■ Problem to work on ■
Report each line of the data that includes the word "this".

* START Records to use *

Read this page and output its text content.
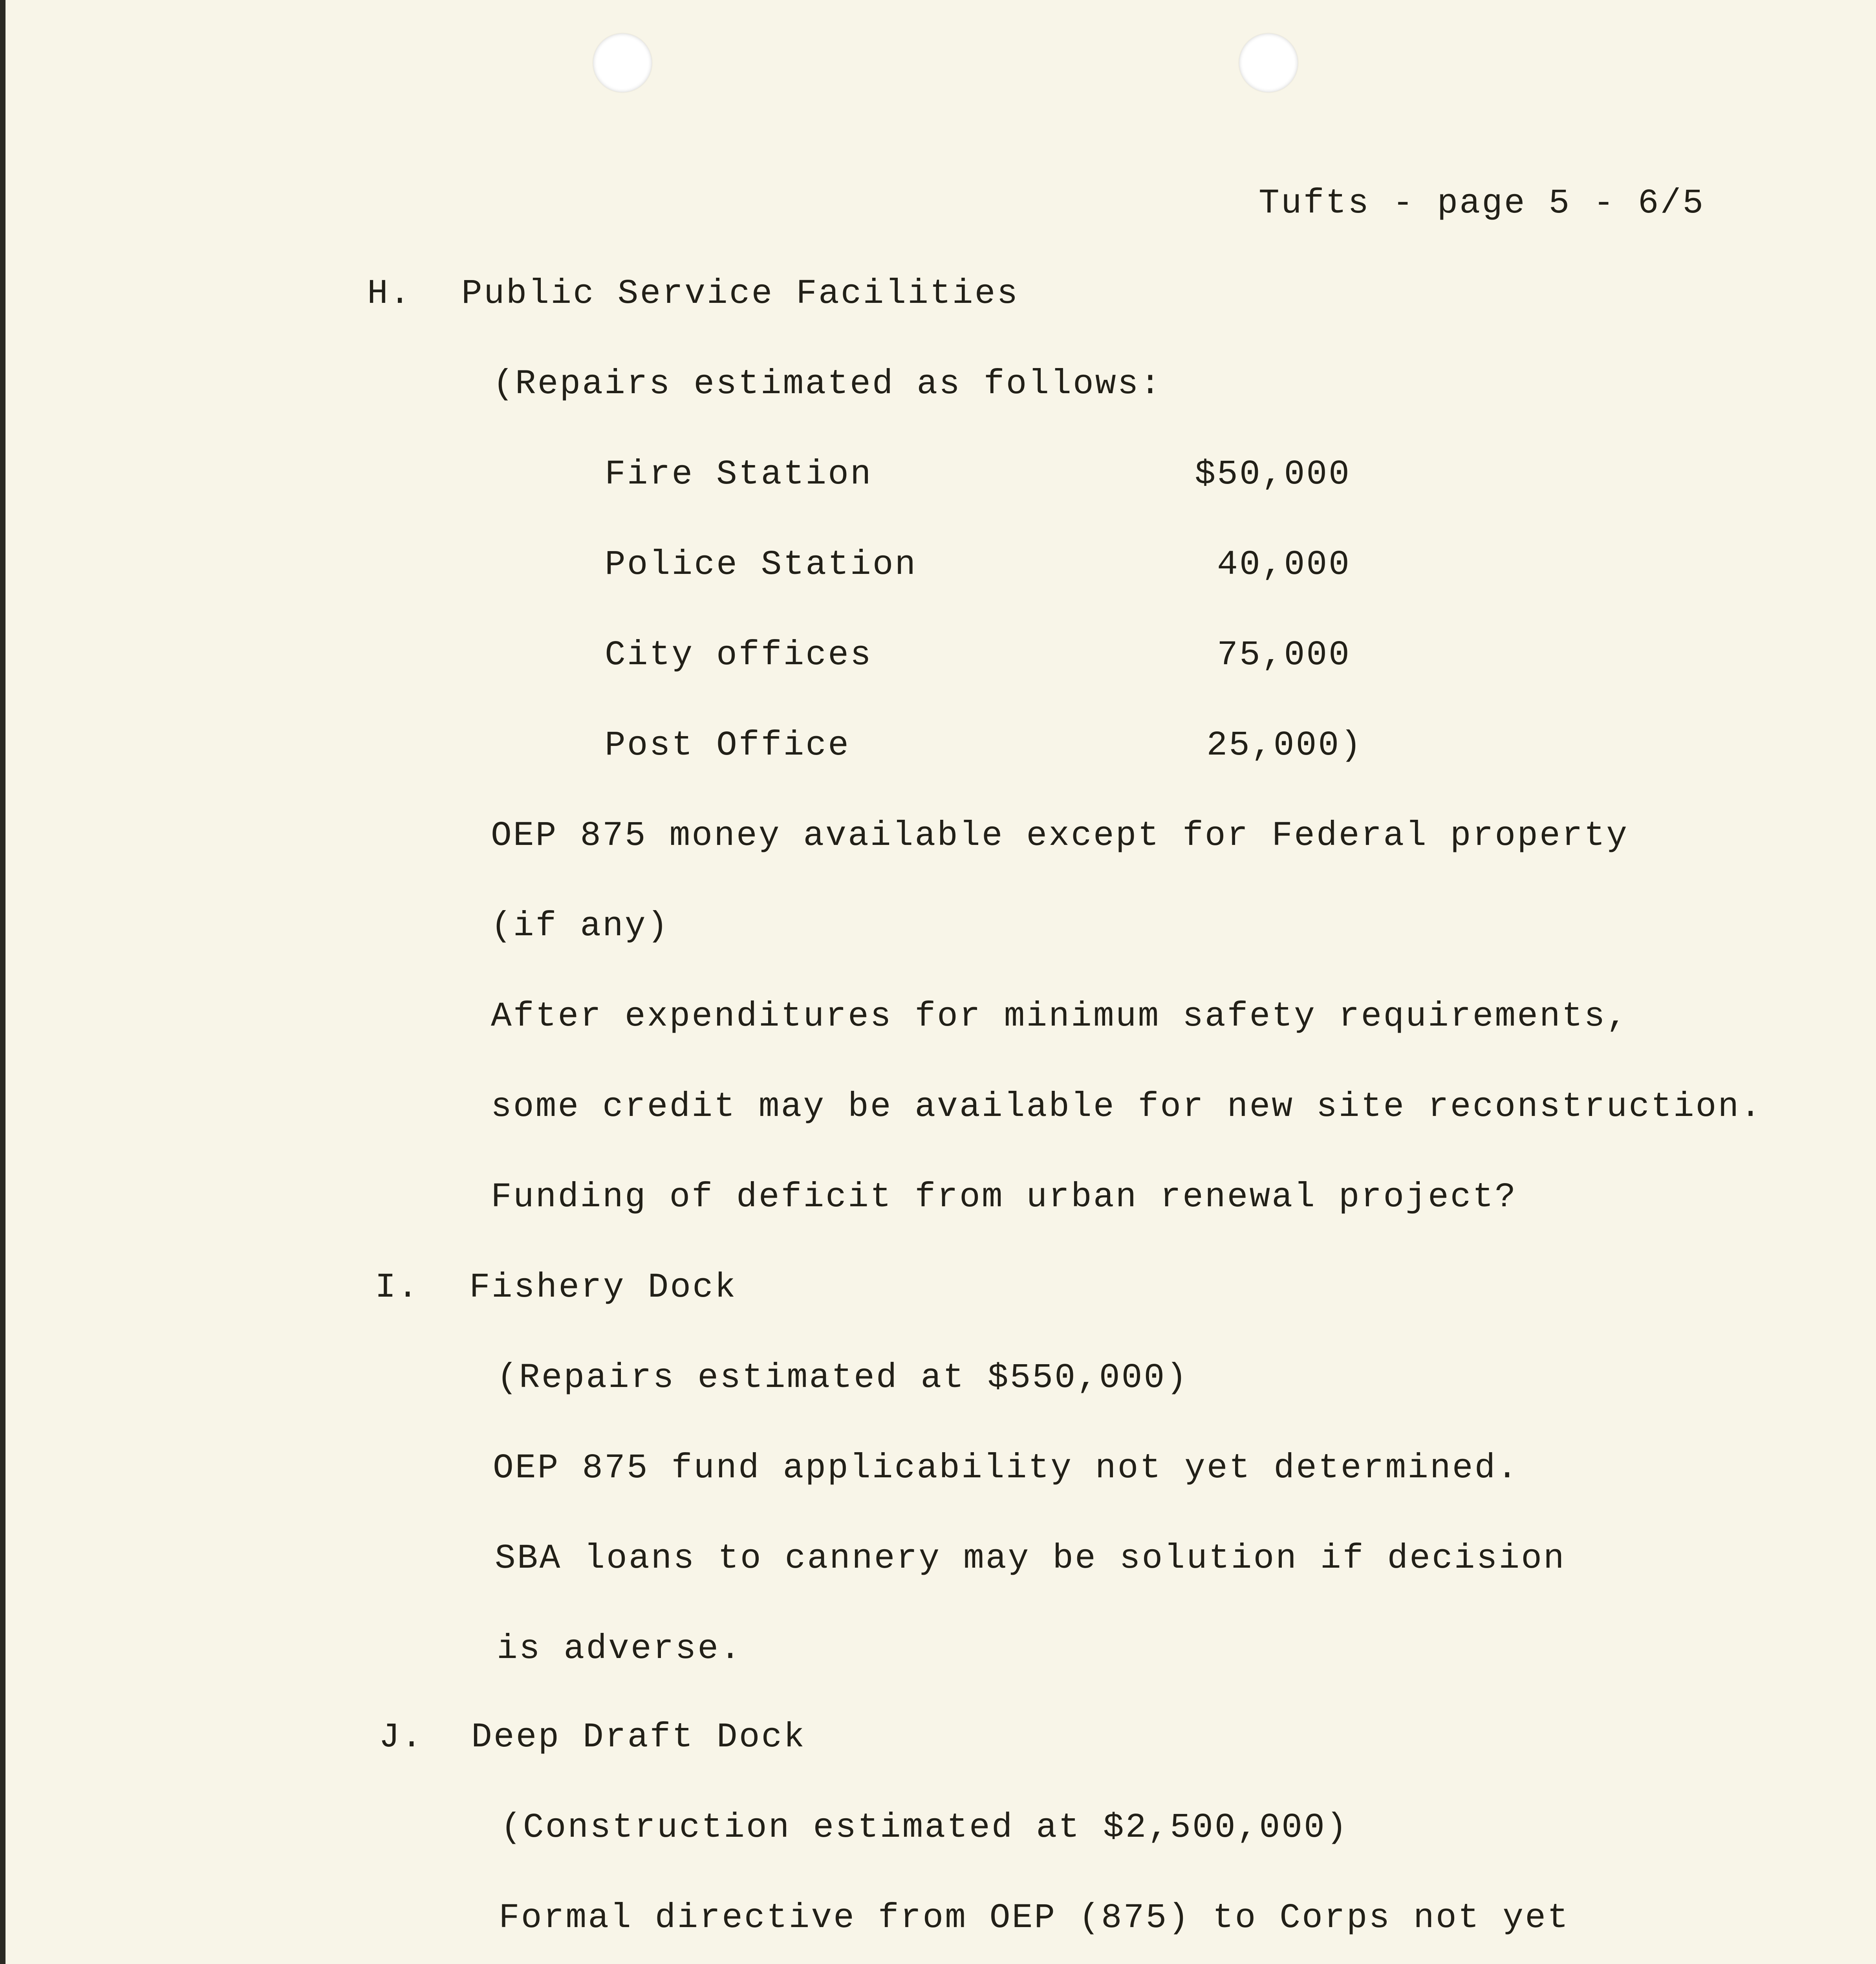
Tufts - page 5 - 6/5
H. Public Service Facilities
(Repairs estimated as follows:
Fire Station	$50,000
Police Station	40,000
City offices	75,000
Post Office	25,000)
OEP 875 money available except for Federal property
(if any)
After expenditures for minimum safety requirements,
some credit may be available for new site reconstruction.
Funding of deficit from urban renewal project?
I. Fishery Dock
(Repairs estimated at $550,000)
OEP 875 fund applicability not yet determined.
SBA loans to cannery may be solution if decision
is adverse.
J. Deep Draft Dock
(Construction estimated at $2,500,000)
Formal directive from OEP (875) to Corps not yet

* END Records to use *
* START Records to use *

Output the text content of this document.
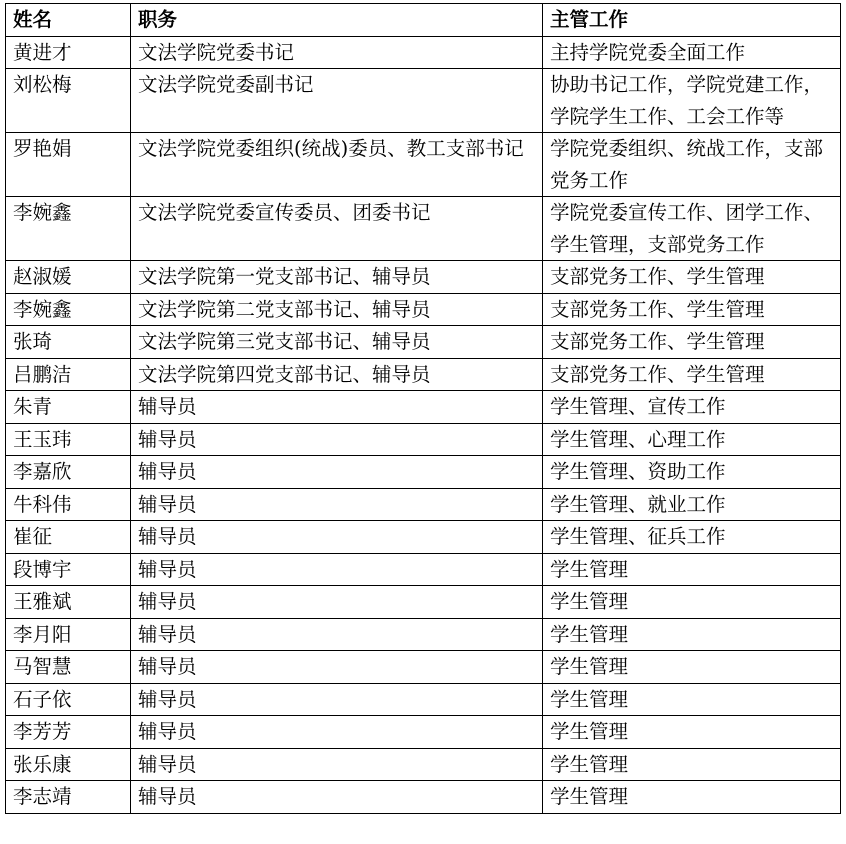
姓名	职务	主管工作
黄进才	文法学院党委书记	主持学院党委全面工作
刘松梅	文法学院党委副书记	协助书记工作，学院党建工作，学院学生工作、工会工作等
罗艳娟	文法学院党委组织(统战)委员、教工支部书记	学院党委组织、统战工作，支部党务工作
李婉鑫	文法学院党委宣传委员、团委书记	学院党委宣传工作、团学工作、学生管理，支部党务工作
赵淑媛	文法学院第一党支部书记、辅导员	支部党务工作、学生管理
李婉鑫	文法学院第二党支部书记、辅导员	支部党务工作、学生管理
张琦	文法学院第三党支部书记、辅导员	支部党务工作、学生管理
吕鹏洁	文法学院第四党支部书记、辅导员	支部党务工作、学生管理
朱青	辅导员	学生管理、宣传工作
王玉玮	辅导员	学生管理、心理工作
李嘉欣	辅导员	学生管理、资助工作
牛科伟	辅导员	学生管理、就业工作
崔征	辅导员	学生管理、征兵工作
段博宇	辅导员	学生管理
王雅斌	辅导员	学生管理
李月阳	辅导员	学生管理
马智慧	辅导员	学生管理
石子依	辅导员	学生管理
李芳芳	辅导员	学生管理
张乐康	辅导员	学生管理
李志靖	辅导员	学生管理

* END Records to use *

■ Answer for the task ■
Read this page and output its text content.
Output the text content of this document.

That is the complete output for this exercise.